## Aim of the exercise
Look through the data below. Collect every line where the word "object" occurs.

## Material
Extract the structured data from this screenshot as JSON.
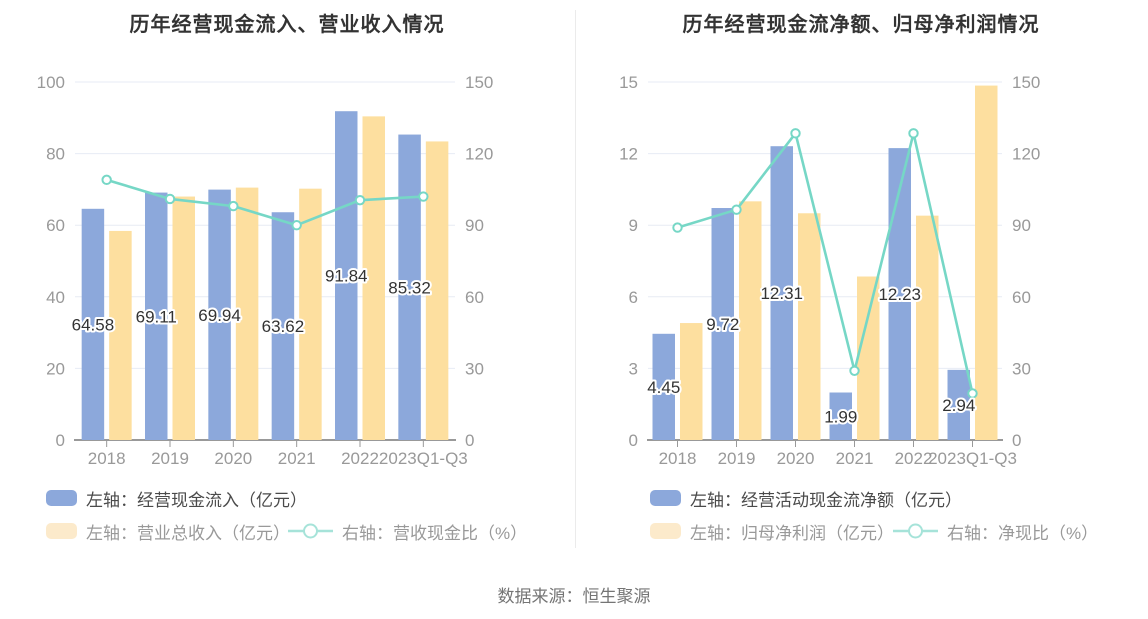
{
  "page": {
    "source_note": "数据来源：恒生聚源"
  },
  "colors": {
    "bar_blue": "#8CA8DB",
    "bar_yellow": "#FDDF9F",
    "line_teal": "#76D7C6",
    "legend_swatch_yellow": "#FCEACB",
    "legend_line_teal": "#A6E3D9",
    "grid": "#E7EBF4",
    "axis_line": "#999999",
    "axis_label": "#999999",
    "bar_label_text": "#333333",
    "title_text": "#333333",
    "divider": "#EBEBEB",
    "footer_text": "#757575",
    "marker_fill": "#FFFFFF"
  },
  "chart_data": [
    {
      "type": "bar",
      "title": "历年经营现金流入、营业收入情况",
      "categories": [
        "2018",
        "2019",
        "2020",
        "2021",
        "2022",
        "2023Q1-Q3"
      ],
      "left_axis": {
        "min": 0,
        "max": 100,
        "ticks": [
          100,
          80,
          60,
          40,
          20,
          0
        ]
      },
      "right_axis": {
        "min": 0,
        "max": 150,
        "ticks": [
          150,
          120,
          90,
          60,
          30,
          0
        ]
      },
      "grid": true,
      "legend_position": "bottom",
      "series": [
        {
          "name": "左轴：经营现金流入（亿元）",
          "type": "bar",
          "axis": "left",
          "color": "#8CA8DB",
          "show_value_labels": true,
          "values": [
            64.58,
            69.11,
            69.94,
            63.62,
            91.84,
            85.32
          ]
        },
        {
          "name": "左轴：营业总收入（亿元）",
          "type": "bar",
          "axis": "left",
          "color": "#FDDF9F",
          "show_value_labels": false,
          "values": [
            58.4,
            68,
            70.5,
            70.2,
            90.4,
            83.4
          ]
        },
        {
          "name": "右轴：营收现金比（%）",
          "type": "line",
          "axis": "right",
          "color": "#76D7C6",
          "show_value_labels": false,
          "values": [
            109,
            101,
            98,
            90,
            100.5,
            102
          ]
        }
      ]
    },
    {
      "type": "bar",
      "title": "历年经营现金流净额、归母净利润情况",
      "categories": [
        "2018",
        "2019",
        "2020",
        "2021",
        "2022",
        "2023Q1-Q3"
      ],
      "left_axis": {
        "min": 0,
        "max": 15,
        "ticks": [
          15,
          12,
          9,
          6,
          3,
          0
        ]
      },
      "right_axis": {
        "min": 0,
        "max": 150,
        "ticks": [
          150,
          120,
          90,
          60,
          30,
          0
        ]
      },
      "grid": true,
      "legend_position": "bottom",
      "series": [
        {
          "name": "左轴：经营活动现金流净额（亿元）",
          "type": "bar",
          "axis": "left",
          "color": "#8CA8DB",
          "show_value_labels": true,
          "values": [
            4.45,
            9.72,
            12.31,
            1.99,
            12.23,
            2.94
          ]
        },
        {
          "name": "左轴：归母净利润（亿元）",
          "type": "bar",
          "axis": "left",
          "color": "#FDDF9F",
          "show_value_labels": false,
          "values": [
            4.9,
            10,
            9.5,
            6.85,
            9.4,
            14.85
          ]
        },
        {
          "name": "右轴：净现比（%）",
          "type": "line",
          "axis": "right",
          "color": "#76D7C6",
          "show_value_labels": false,
          "values": [
            89,
            96.5,
            128.5,
            29,
            128.5,
            19.5
          ]
        }
      ]
    }
  ]
}
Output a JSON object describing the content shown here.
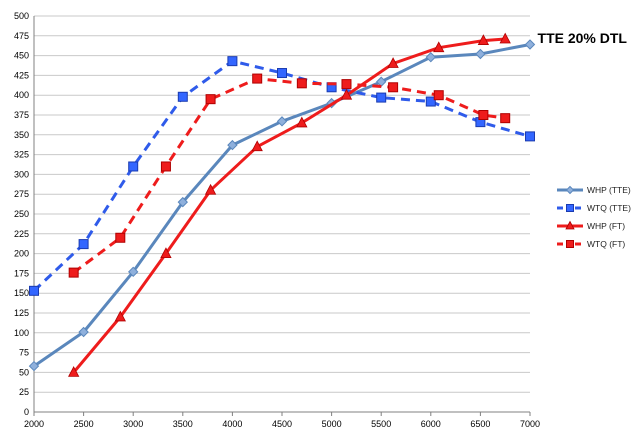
{
  "chart_data": {
    "type": "line",
    "title": "TTE 20% DTL",
    "xlabel": "",
    "ylabel": "",
    "xlim": [
      2000,
      7000
    ],
    "ylim": [
      0,
      500
    ],
    "x_ticks": [
      2000,
      2500,
      3000,
      3500,
      4000,
      4500,
      5000,
      5500,
      6000,
      6500,
      7000
    ],
    "y_ticks": [
      0,
      25,
      50,
      75,
      100,
      125,
      150,
      175,
      200,
      225,
      250,
      275,
      300,
      325,
      350,
      375,
      400,
      425,
      450,
      475,
      500
    ],
    "grid": "horizontal",
    "legend_position": "right",
    "series": [
      {
        "name": "WHP (TTE)",
        "color": "#5A87BC",
        "line_style": "solid",
        "marker": "diamond",
        "points": [
          [
            2000,
            58
          ],
          [
            2500,
            101
          ],
          [
            3000,
            177
          ],
          [
            3500,
            265
          ],
          [
            4000,
            337
          ],
          [
            4500,
            367
          ],
          [
            5000,
            390
          ],
          [
            5500,
            417
          ],
          [
            6000,
            448
          ],
          [
            6500,
            452
          ],
          [
            7000,
            464
          ]
        ]
      },
      {
        "name": "WTQ (TTE)",
        "color": "#2F5BEA",
        "line_style": "dashed",
        "marker": "square",
        "points": [
          [
            2000,
            153
          ],
          [
            2500,
            212
          ],
          [
            3000,
            310
          ],
          [
            3500,
            398
          ],
          [
            4000,
            443
          ],
          [
            4500,
            428
          ],
          [
            5000,
            410
          ],
          [
            5500,
            397
          ],
          [
            6000,
            392
          ],
          [
            6500,
            366
          ],
          [
            7000,
            348
          ]
        ]
      },
      {
        "name": "WHP (FT)",
        "color": "#EE1C1C",
        "line_style": "solid",
        "marker": "triangle",
        "points": [
          [
            2400,
            50
          ],
          [
            2870,
            120
          ],
          [
            3330,
            200
          ],
          [
            3780,
            280
          ],
          [
            4250,
            335
          ],
          [
            4700,
            365
          ],
          [
            5150,
            400
          ],
          [
            5620,
            440
          ],
          [
            6080,
            460
          ],
          [
            6530,
            469
          ],
          [
            6750,
            471
          ]
        ]
      },
      {
        "name": "WTQ (FT)",
        "color": "#EE1C1C",
        "line_style": "dashed",
        "marker": "square",
        "points": [
          [
            2400,
            176
          ],
          [
            2870,
            220
          ],
          [
            3330,
            310
          ],
          [
            3780,
            395
          ],
          [
            4250,
            421
          ],
          [
            4700,
            415
          ],
          [
            5150,
            414
          ],
          [
            5620,
            410
          ],
          [
            6080,
            400
          ],
          [
            6530,
            375
          ],
          [
            6750,
            371
          ]
        ]
      }
    ]
  }
}
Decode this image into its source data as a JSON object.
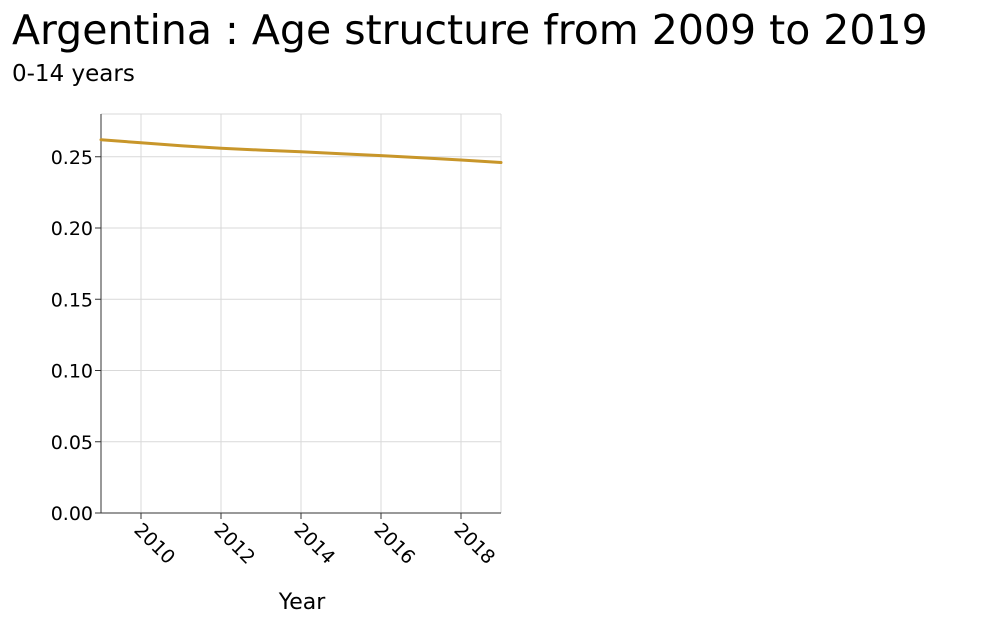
{
  "chart_data": {
    "type": "line",
    "title": "Argentina : Age structure from 2009 to 2019",
    "subtitle": "0-14 years",
    "xlabel": "Year",
    "ylabel": "",
    "xlim": [
      2009,
      2019
    ],
    "ylim": [
      0,
      0.28
    ],
    "x_ticks": [
      2010,
      2012,
      2014,
      2016,
      2018
    ],
    "y_ticks": [
      "0.00",
      "0.05",
      "0.10",
      "0.15",
      "0.20",
      "0.25"
    ],
    "grid": true,
    "series": [
      {
        "color": "#c8962a",
        "x": [
          2009,
          2010,
          2011,
          2012,
          2013,
          2014,
          2015,
          2016,
          2017,
          2018,
          2019
        ],
        "y": [
          0.262,
          0.2598,
          0.2577,
          0.256,
          0.2547,
          0.2535,
          0.2521,
          0.2508,
          0.2493,
          0.2477,
          0.246
        ]
      }
    ]
  }
}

## Response to this exercise
Output a JSON object describing the content shown here.
Decode this image into its source data as a JSON object.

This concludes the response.